Task prompt:
In the entries that follow, how many lines contain the word "title"? Answer with the number only.

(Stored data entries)
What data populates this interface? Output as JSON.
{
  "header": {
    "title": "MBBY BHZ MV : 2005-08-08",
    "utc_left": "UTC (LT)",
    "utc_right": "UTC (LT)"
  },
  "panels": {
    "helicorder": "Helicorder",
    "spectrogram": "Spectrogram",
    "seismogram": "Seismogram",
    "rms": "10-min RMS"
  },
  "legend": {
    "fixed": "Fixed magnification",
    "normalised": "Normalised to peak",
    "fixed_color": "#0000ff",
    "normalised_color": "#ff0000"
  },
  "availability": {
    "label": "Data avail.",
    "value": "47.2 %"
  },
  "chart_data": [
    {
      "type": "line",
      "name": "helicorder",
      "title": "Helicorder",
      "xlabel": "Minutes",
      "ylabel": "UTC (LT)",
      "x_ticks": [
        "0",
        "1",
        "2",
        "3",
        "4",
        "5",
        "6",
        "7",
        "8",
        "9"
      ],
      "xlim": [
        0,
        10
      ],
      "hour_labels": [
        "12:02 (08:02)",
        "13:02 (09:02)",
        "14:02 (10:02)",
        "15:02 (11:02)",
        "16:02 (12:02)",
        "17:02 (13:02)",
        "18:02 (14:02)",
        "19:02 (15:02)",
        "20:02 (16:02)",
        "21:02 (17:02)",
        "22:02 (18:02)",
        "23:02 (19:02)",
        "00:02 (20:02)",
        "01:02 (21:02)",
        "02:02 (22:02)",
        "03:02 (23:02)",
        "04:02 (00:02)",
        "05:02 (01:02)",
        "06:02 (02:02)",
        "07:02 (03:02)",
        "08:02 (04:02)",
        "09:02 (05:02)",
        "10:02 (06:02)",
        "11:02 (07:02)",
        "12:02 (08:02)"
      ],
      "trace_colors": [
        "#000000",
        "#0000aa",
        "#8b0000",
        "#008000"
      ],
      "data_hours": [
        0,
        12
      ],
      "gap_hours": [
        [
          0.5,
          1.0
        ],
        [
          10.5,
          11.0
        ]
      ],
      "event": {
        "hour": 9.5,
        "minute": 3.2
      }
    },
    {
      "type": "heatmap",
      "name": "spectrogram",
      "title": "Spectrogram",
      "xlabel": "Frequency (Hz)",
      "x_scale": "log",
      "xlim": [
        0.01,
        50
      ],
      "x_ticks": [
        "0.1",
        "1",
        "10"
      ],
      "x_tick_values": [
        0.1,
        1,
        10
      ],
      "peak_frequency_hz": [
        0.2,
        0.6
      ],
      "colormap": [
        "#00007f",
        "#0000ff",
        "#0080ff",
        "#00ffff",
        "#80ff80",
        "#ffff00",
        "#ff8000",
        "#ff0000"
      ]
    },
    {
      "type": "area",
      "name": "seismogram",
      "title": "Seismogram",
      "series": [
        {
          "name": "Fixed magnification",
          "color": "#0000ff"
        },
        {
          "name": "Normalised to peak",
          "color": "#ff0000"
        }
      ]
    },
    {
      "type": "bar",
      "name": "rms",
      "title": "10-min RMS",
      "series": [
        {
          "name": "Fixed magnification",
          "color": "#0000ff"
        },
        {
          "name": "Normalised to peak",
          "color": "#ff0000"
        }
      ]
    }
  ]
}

The result:
5